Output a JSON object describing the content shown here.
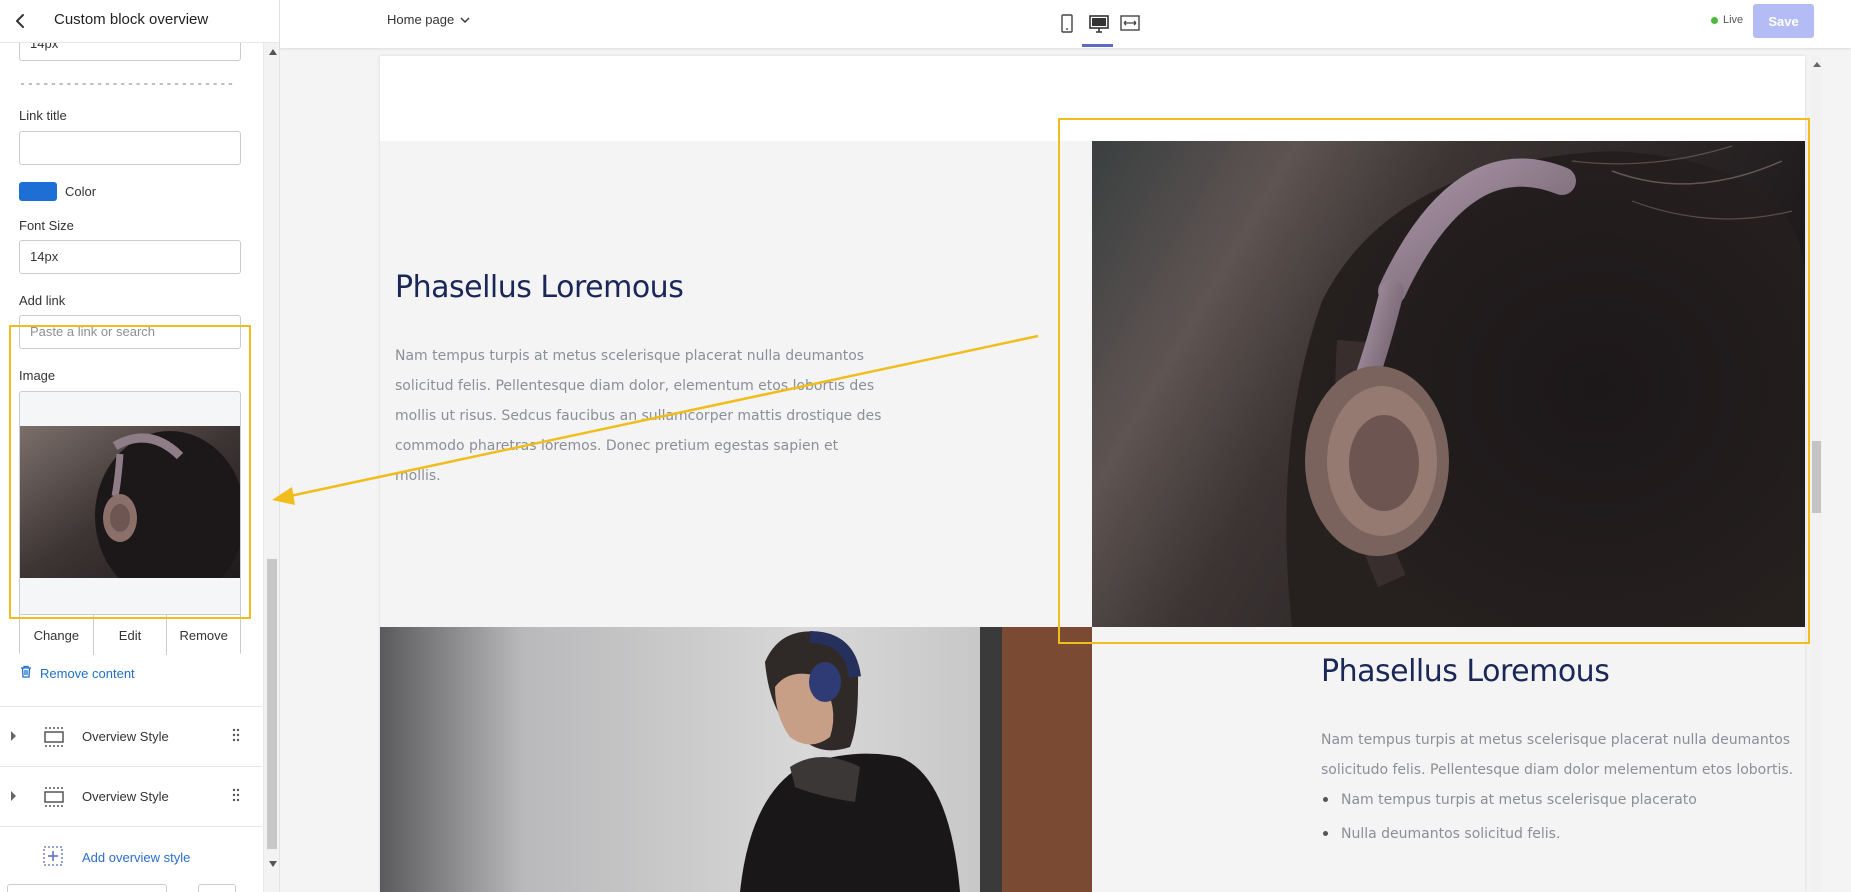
{
  "sidebar": {
    "title": "Custom block overview",
    "top_field_value": "14px",
    "separator": "----------------------------",
    "link_title_label": "Link title",
    "link_title_value": "",
    "color_label": "Color",
    "color_value": "#1d6fd6",
    "font_size_label": "Font Size",
    "font_size_value": "14px",
    "add_link_label": "Add link",
    "add_link_placeholder": "Paste a link or search",
    "image_label": "Image",
    "image_actions": {
      "change": "Change",
      "edit": "Edit",
      "remove": "Remove"
    },
    "remove_content": "Remove content",
    "overview_items": [
      {
        "label": "Overview Style"
      },
      {
        "label": "Overview Style"
      }
    ],
    "add_overview": "Add overview style"
  },
  "topbar": {
    "page_select": "Home page",
    "devices": [
      "mobile-icon",
      "desktop-icon",
      "full-width-icon"
    ],
    "active_device": "desktop-icon",
    "live_label": "Live",
    "save_label": "Save"
  },
  "preview": {
    "section1": {
      "heading": "Phasellus Loremous",
      "body_lines": [
        "Nam tempus turpis at metus scelerisque placerat nulla deumantos",
        "solicitud felis. Pellentesque diam dolor, elementum etos lobortis des",
        "mollis ut risus. Sedcus faucibus an sullamcorper mattis drostique des",
        "commodo pharetras loremos. Donec pretium egestas sapien et",
        "mollis."
      ]
    },
    "section2": {
      "heading": "Phasellus Loremous",
      "body_lines": [
        "Nam tempus turpis at metus scelerisque placerat nulla deumantos",
        "solicitudo felis. Pellentesque diam dolor melementum etos lobortis."
      ],
      "bullets": [
        "Nam tempus turpis at metus scelerisque placerato",
        "Nulla deumantos solicitud felis."
      ]
    }
  },
  "colors": {
    "highlight": "#f0bd1c",
    "accent": "#5c6ac4",
    "heading": "#1b2757",
    "link": "#1f6fc5",
    "live_dot": "#50b83c"
  }
}
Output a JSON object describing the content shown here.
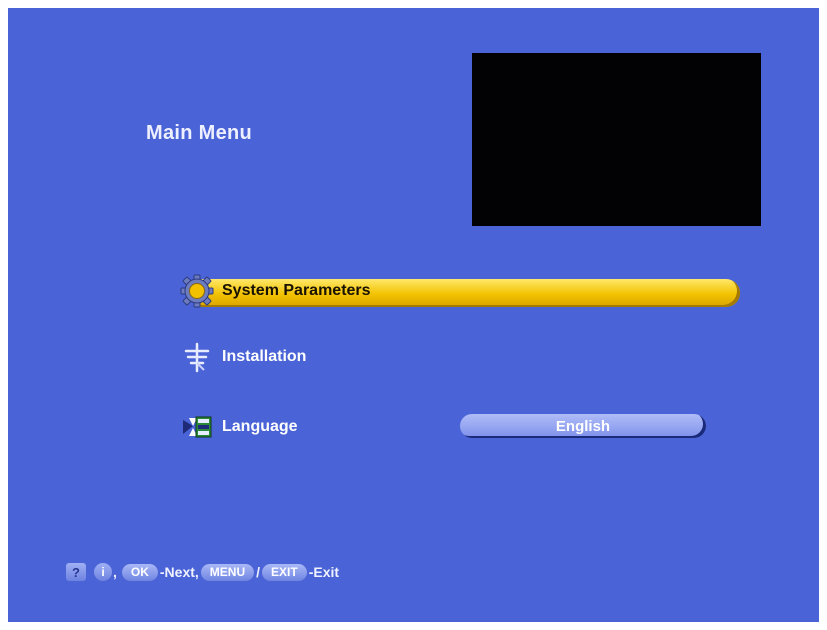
{
  "menu": {
    "title": "Main Menu",
    "items": [
      {
        "label": "System Parameters",
        "icon": "gear-icon",
        "selected": true
      },
      {
        "label": "Installation",
        "icon": "antenna-icon",
        "selected": false
      },
      {
        "label": "Language",
        "icon": "language-icon",
        "selected": false,
        "value": "English"
      }
    ]
  },
  "footer": {
    "help_key": "?",
    "info_key": "i",
    "sep1": ",",
    "ok_key": "OK",
    "next_text": "-Next,",
    "menu_key": "MENU",
    "slash": "/",
    "exit_key": "EXIT",
    "exit_text": "-Exit"
  },
  "colors": {
    "background": "#4a63d6",
    "highlight": "#f2c200",
    "preview": "#020204"
  }
}
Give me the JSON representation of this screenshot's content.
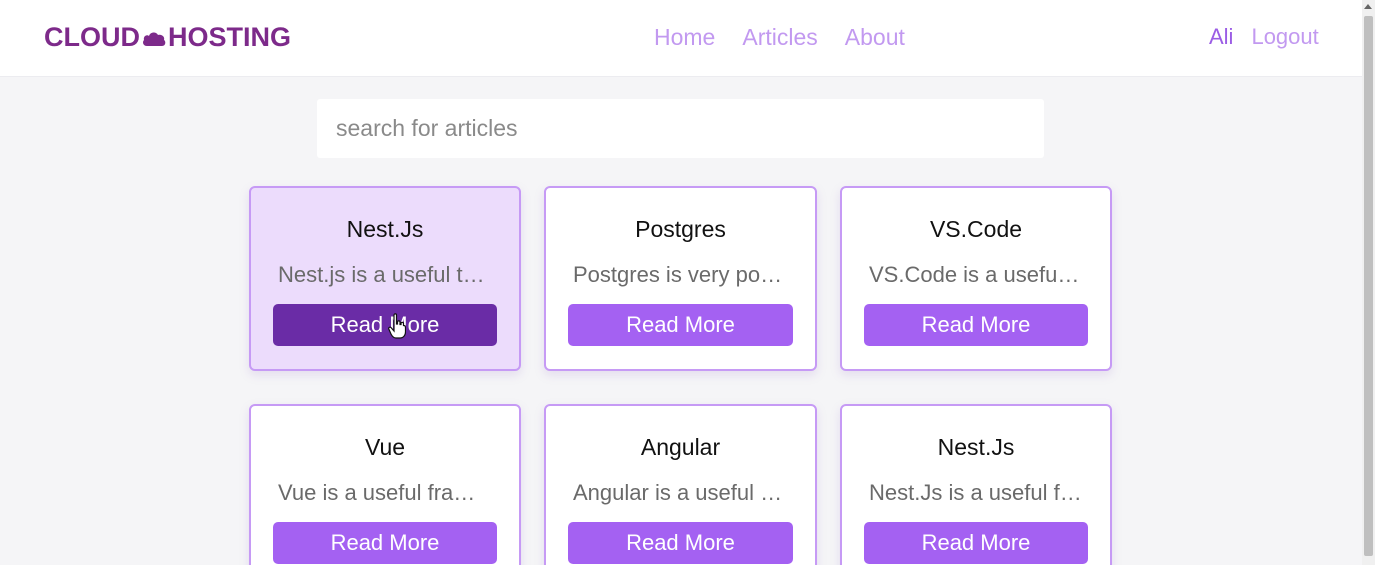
{
  "brand": {
    "part1": "CLOUD",
    "part2": "HOSTING",
    "icon": "cloud-icon",
    "color": "#7d2a8a"
  },
  "nav": {
    "items": [
      {
        "label": "Home"
      },
      {
        "label": "Articles"
      },
      {
        "label": "About"
      }
    ]
  },
  "user": {
    "name": "Ali",
    "logout_label": "Logout"
  },
  "search": {
    "placeholder": "search for articles",
    "value": ""
  },
  "articles": [
    {
      "title": "Nest.Js",
      "description": "Nest.js is a useful tool for backend",
      "button_label": "Read More",
      "state": "hovered"
    },
    {
      "title": "Postgres",
      "description": "Postgres is very powerful database",
      "button_label": "Read More"
    },
    {
      "title": "VS.Code",
      "description": "VS.Code is a useful editor",
      "button_label": "Read More"
    },
    {
      "title": "Vue",
      "description": "Vue is a useful framework",
      "button_label": "Read More"
    },
    {
      "title": "Angular",
      "description": "Angular is a useful framework",
      "button_label": "Read More"
    },
    {
      "title": "Nest.Js",
      "description": "Nest.Js is a useful framework",
      "button_label": "Read More"
    }
  ],
  "colors": {
    "accent": "#a461f2",
    "accent_dark": "#6a2ca6",
    "nav_link": "#c299f0",
    "card_border": "#c69af5",
    "card_active_bg": "#ecdcfc"
  }
}
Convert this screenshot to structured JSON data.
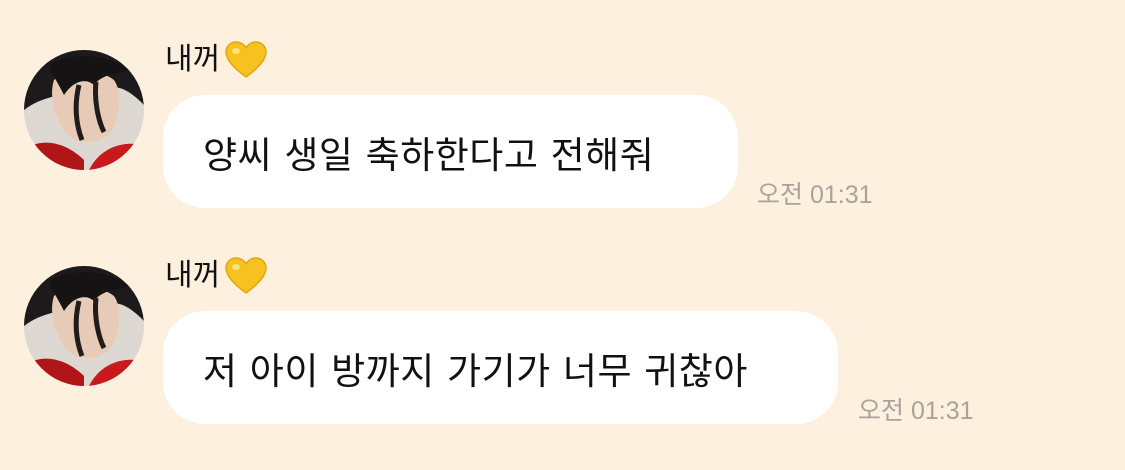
{
  "chat": {
    "messages": [
      {
        "sender": "내꺼",
        "sender_icon": "yellow-heart-icon",
        "text": "양씨 생일 축하한다고 전해줘",
        "time": "오전 01:31"
      },
      {
        "sender": "내꺼",
        "sender_icon": "yellow-heart-icon",
        "text": "저 아이 방까지 가기가 너무 귀찮아",
        "time": "오전 01:31"
      }
    ]
  },
  "colors": {
    "background": "#fdf0df",
    "bubble": "#ffffff",
    "timestamp": "#a9a39c",
    "heart": "#f7c21f"
  }
}
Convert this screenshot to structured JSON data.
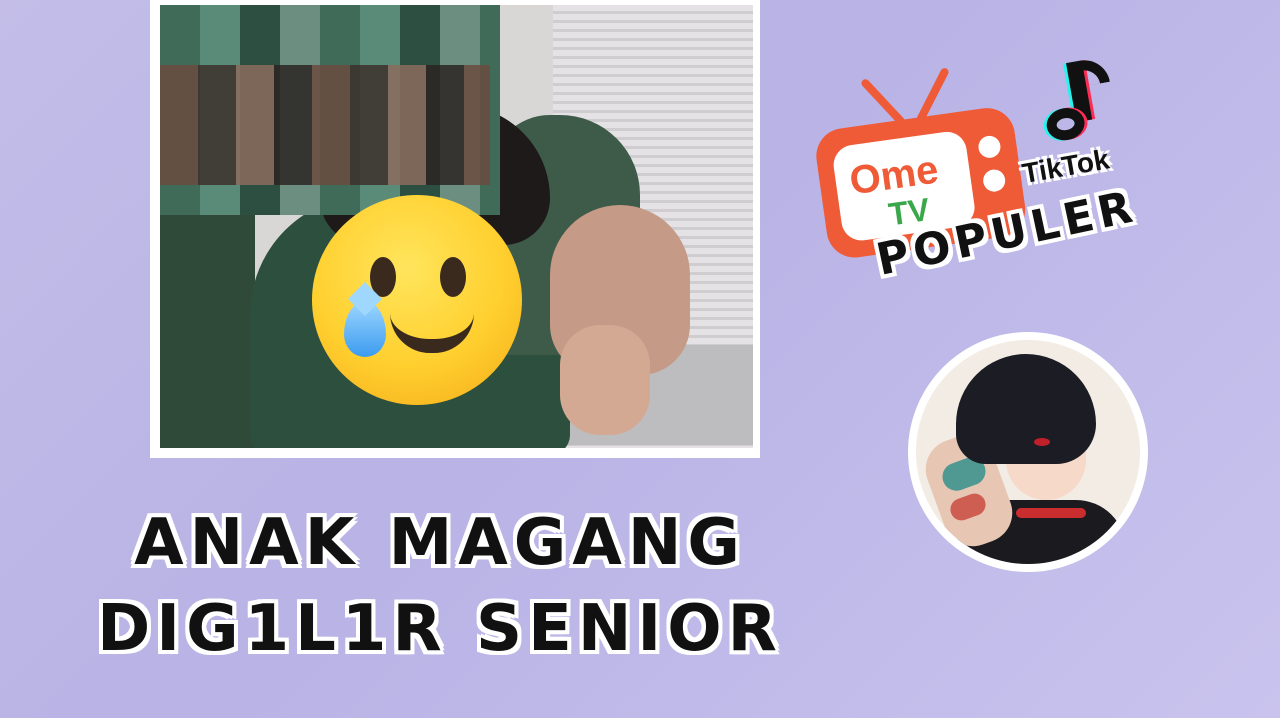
{
  "photo": {
    "watermark": ""
  },
  "overlay": {
    "emoji_icon": "crying-smiling-face-icon"
  },
  "headline": {
    "line1": "ANAK MAGANG",
    "line2": "DIG1L1R SENIOR"
  },
  "ometv_logo": {
    "ome": "Ome",
    "tv": "TV",
    "colors": {
      "orange": "#ef5a37",
      "green": "#3aa84a"
    }
  },
  "tiktok_logo": {
    "label": "TikTok",
    "icon": "tiktok-note-icon"
  },
  "tag": {
    "text": "POPULER"
  },
  "avatar": {
    "icon": "anime-avatar-icon"
  },
  "colors": {
    "background": "#c3bde8",
    "text": "#111111",
    "outline": "#ffffff"
  }
}
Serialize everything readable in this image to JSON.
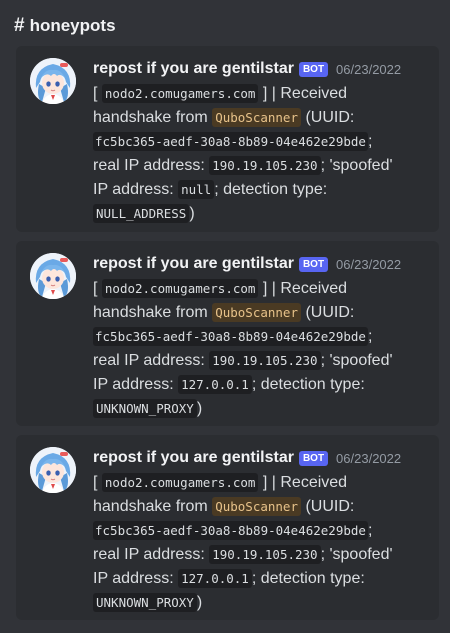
{
  "channel": {
    "hash": "#",
    "name": "honeypots"
  },
  "messages": [
    {
      "username": "repost if you are gentilstar",
      "bot_tag": "BOT",
      "timestamp": "06/23/2022",
      "open_bracket": "[",
      "server": "nodo2.comugamers.com",
      "close_bracket_sep": "] | Received",
      "handshake_from": "handshake from",
      "scanner": "QuboScanner",
      "uuid_label": "(UUID:",
      "uuid": "fc5bc365-aedf-30a8-8b89-04e462e29bde",
      "uuid_sep": ";",
      "real_ip_label": "real IP address:",
      "real_ip": "190.19.105.230",
      "spoofed_label": "; 'spoofed'",
      "ip_label": "IP address:",
      "ip": "null",
      "detection_label": "; detection type:",
      "detection_type": "NULL_ADDRESS",
      "close_paren": ")"
    },
    {
      "username": "repost if you are gentilstar",
      "bot_tag": "BOT",
      "timestamp": "06/23/2022",
      "open_bracket": "[",
      "server": "nodo2.comugamers.com",
      "close_bracket_sep": "] | Received",
      "handshake_from": "handshake from",
      "scanner": "QuboScanner",
      "uuid_label": "(UUID:",
      "uuid": "fc5bc365-aedf-30a8-8b89-04e462e29bde",
      "uuid_sep": ";",
      "real_ip_label": "real IP address:",
      "real_ip": "190.19.105.230",
      "spoofed_label": "; 'spoofed'",
      "ip_label": "IP address:",
      "ip": "127.0.0.1",
      "detection_label": "; detection type:",
      "detection_type": "UNKNOWN_PROXY",
      "close_paren": ")"
    },
    {
      "username": "repost if you are gentilstar",
      "bot_tag": "BOT",
      "timestamp": "06/23/2022",
      "open_bracket": "[",
      "server": "nodo2.comugamers.com",
      "close_bracket_sep": "] | Received",
      "handshake_from": "handshake from",
      "scanner": "QuboScanner",
      "uuid_label": "(UUID:",
      "uuid": "fc5bc365-aedf-30a8-8b89-04e462e29bde",
      "uuid_sep": ";",
      "real_ip_label": "real IP address:",
      "real_ip": "190.19.105.230",
      "spoofed_label": "; 'spoofed'",
      "ip_label": "IP address:",
      "ip": "127.0.0.1",
      "detection_label": "; detection type:",
      "detection_type": "UNKNOWN_PROXY",
      "close_paren": ")"
    }
  ],
  "colors": {
    "background": "#313338",
    "card": "#2b2d31",
    "bot_tag": "#5865f2",
    "code_bg": "#1e1f22",
    "highlight_bg": "#4a3a23",
    "timestamp": "#949ba4"
  },
  "icons": {
    "avatar": "anime-avatar-icon",
    "channel": "hash-icon"
  }
}
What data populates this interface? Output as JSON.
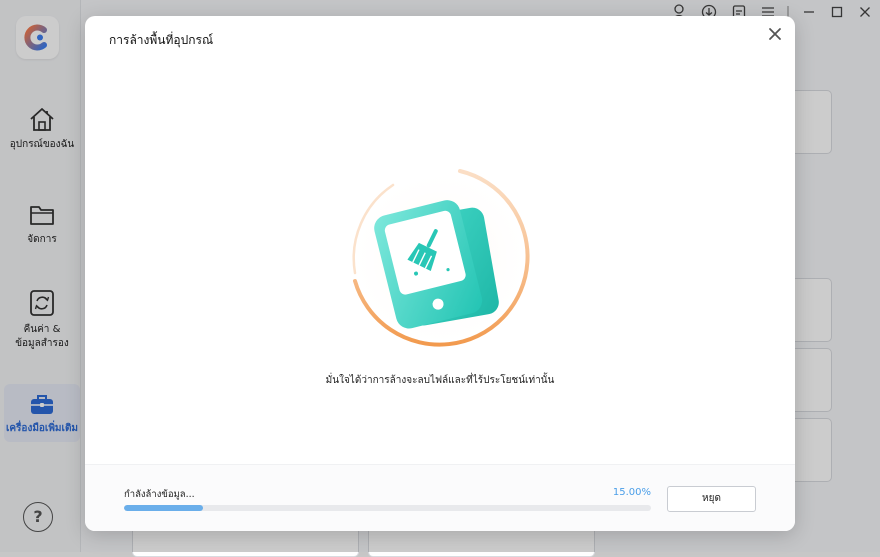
{
  "sidebar": {
    "items": [
      {
        "label": "อุปกรณ์ของฉัน",
        "icon": "home-icon"
      },
      {
        "label": "จัดการ",
        "icon": "folder-icon"
      },
      {
        "label_lines": [
          "คืนค่า &",
          "ข้อมูลสำรอง"
        ],
        "icon": "restore-icon"
      },
      {
        "label": "เครื่องมือเพิ่มเติม",
        "icon": "toolbox-icon",
        "active": true
      }
    ],
    "help_label": "?"
  },
  "modal": {
    "title": "การล้างพื้นที่อุปกรณ์",
    "hint": "มั่นใจได้ว่าการล้างจะลบไฟล์และที่ไร้ประโยชน์เท่านั้น",
    "status": "กำลังล้างข้อมูล...",
    "progress_percent": 15.0,
    "progress_label": "15.00%",
    "stop_label": "หยุด"
  },
  "colors": {
    "accent": "#2d6bd6",
    "progress": "#6aaeea",
    "percent_text": "#4a9ee8",
    "teal": "#2fd0c0",
    "ring": "#f5a35c"
  }
}
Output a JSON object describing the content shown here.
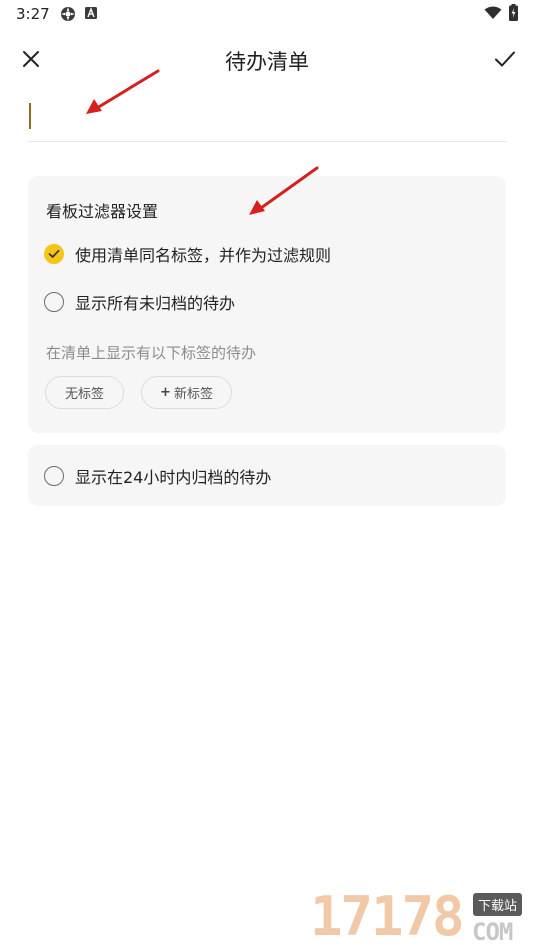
{
  "status_bar": {
    "time": "3:27",
    "icons": [
      "gear-icon",
      "font-a-icon",
      "wifi-icon",
      "battery-icon"
    ]
  },
  "header": {
    "title": "待办清单",
    "close_icon": "close-icon",
    "confirm_icon": "check-icon"
  },
  "name_input": {
    "value": "",
    "placeholder": ""
  },
  "filter_card": {
    "title": "看板过滤器设置",
    "options": [
      {
        "label": "使用清单同名标签，并作为过滤规则",
        "checked": true
      },
      {
        "label": "显示所有未归档的待办",
        "checked": false
      }
    ],
    "hint": "在清单上显示有以下标签的待办",
    "chips": [
      {
        "label": "无标签"
      },
      {
        "label": "新标签",
        "prefix": "+"
      }
    ]
  },
  "archive_card": {
    "option": {
      "label": "显示在24小时内归档的待办",
      "checked": false
    }
  },
  "watermark": {
    "digits": "17178",
    "tag": "下载站",
    "domain": "COM"
  },
  "colors": {
    "accent": "#f5c518",
    "caret": "#8a6d1a",
    "card_bg": "#f6f6f6",
    "annotation_arrow": "#d62020"
  }
}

=======

Aim of the exercise – Copy all lines from the material that include "selected".

Answer below –
        "selected": true
        "selected": false
        "selected": false,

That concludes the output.